_The exercise_. Search the records for the word "resolution" and pick out every line that has it.

━━━━━ Records shown

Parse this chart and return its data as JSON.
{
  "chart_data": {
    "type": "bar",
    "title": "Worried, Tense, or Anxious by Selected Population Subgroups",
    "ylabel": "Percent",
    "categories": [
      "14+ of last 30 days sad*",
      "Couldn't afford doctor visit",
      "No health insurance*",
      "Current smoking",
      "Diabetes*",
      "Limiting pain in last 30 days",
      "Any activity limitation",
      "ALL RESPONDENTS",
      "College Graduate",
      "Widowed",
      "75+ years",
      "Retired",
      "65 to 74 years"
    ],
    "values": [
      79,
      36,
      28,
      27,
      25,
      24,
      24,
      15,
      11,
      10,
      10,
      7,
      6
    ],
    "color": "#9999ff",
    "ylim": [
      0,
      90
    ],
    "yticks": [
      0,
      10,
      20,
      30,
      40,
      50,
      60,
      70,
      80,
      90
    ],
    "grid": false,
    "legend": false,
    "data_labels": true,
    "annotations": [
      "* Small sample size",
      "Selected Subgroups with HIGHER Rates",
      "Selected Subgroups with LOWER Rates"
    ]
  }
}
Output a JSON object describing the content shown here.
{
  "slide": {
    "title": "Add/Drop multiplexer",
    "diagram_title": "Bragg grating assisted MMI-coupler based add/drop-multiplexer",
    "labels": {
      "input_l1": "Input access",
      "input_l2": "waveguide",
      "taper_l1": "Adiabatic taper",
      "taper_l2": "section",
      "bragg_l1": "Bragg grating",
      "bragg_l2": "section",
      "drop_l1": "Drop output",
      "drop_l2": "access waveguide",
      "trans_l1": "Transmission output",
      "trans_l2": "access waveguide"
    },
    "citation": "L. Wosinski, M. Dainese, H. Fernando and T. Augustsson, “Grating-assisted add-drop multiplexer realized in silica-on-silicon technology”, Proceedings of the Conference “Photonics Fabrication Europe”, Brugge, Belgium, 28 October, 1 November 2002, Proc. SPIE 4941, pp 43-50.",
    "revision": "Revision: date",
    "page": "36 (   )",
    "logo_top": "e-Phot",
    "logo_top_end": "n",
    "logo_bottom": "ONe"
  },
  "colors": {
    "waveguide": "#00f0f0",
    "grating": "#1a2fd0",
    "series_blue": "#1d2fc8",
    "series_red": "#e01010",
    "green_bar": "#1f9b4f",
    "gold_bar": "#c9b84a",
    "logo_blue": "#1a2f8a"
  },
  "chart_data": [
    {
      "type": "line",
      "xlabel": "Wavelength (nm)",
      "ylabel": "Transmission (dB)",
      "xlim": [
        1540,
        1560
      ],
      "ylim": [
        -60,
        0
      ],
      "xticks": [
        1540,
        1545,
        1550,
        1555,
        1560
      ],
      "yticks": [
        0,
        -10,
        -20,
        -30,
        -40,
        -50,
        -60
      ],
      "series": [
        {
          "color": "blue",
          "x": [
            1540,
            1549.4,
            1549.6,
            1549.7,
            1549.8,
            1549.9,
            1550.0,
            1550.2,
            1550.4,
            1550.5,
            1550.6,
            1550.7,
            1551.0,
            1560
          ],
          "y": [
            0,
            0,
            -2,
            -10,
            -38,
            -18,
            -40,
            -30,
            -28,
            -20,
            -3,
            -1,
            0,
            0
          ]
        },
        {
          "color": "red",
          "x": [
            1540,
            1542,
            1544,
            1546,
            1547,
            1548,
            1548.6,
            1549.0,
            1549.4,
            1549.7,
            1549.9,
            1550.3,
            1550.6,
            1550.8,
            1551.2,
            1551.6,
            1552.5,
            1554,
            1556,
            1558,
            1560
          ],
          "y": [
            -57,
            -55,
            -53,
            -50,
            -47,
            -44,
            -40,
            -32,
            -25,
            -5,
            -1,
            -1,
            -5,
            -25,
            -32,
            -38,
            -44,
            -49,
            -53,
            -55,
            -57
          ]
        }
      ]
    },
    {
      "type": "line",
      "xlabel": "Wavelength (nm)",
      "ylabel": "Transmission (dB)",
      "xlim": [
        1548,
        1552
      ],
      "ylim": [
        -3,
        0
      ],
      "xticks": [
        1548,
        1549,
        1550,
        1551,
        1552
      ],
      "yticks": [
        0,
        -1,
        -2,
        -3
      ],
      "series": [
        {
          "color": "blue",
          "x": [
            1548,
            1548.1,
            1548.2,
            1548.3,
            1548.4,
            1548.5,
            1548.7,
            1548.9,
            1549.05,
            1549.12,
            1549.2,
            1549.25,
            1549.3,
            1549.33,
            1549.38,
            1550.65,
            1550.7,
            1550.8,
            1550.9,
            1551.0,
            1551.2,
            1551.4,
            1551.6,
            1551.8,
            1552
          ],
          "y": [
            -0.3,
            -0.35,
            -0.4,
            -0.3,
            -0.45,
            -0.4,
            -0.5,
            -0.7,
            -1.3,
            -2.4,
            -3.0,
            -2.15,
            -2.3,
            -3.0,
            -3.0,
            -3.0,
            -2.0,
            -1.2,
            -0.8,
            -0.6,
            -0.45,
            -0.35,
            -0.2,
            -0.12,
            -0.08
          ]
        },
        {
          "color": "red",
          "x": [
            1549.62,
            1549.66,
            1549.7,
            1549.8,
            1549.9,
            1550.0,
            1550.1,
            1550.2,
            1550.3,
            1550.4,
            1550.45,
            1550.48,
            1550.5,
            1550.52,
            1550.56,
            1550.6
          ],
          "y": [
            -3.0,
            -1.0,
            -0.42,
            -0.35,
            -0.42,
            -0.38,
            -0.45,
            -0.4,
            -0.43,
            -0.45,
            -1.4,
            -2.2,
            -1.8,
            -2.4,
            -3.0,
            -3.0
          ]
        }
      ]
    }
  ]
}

━━━━━━━━━━
━━━━━ Records shown

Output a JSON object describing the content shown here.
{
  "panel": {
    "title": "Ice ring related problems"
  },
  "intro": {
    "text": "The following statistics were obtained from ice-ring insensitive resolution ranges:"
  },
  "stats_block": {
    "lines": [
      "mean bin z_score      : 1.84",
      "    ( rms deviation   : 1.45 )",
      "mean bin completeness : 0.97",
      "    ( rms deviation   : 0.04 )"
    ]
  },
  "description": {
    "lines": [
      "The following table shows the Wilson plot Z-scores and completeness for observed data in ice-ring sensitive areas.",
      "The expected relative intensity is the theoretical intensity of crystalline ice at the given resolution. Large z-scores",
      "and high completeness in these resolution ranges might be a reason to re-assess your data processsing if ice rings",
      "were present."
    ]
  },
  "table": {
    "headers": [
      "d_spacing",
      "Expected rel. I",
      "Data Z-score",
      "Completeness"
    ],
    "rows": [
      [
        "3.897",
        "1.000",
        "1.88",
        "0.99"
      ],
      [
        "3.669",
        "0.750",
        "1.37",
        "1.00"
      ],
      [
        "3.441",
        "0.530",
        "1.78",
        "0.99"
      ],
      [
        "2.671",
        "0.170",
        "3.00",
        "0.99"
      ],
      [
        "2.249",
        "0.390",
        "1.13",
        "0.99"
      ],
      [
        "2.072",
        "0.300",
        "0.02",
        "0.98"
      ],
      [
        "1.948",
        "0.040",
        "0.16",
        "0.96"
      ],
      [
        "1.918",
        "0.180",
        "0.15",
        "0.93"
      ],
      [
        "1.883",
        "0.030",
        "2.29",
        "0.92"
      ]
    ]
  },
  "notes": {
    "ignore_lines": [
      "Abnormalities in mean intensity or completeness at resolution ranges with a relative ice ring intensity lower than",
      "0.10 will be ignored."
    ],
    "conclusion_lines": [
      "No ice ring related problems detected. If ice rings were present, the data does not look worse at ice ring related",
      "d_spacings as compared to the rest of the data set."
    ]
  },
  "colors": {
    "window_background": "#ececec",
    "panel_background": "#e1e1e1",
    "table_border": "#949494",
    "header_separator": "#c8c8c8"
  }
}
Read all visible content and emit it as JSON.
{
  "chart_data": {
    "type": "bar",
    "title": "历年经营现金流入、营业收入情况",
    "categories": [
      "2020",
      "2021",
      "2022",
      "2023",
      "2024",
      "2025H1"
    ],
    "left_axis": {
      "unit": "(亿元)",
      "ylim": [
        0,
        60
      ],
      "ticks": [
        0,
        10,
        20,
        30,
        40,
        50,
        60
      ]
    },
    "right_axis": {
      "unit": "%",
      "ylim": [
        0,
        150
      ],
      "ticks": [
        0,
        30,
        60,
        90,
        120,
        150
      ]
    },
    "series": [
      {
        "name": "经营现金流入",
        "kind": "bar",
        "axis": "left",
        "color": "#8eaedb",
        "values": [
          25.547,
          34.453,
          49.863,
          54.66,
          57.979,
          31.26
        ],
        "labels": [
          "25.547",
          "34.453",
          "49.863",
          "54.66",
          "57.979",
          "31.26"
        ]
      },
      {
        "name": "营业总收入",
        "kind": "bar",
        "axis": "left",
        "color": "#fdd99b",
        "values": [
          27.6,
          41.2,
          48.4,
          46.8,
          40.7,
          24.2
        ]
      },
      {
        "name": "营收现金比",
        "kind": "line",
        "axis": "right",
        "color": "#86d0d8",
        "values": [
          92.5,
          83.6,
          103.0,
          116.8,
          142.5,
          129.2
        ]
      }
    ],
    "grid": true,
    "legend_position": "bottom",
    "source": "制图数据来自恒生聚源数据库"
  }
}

━━━━━━━━━━

_Exercise answer_.
    "text": "The following statistics were obtained from ice-ring insensitive resolution ranges:"
      "The expected relative intensity is the theoretical intensity of crystalline ice at the given resolution. Large z-scores",
      "and high completeness in these resolution ranges might be a reason to re-assess your data processsing if ice rings",
      "Abnormalities in mean intensity or completeness at resolution ranges with a relative ice ring intensity lower than",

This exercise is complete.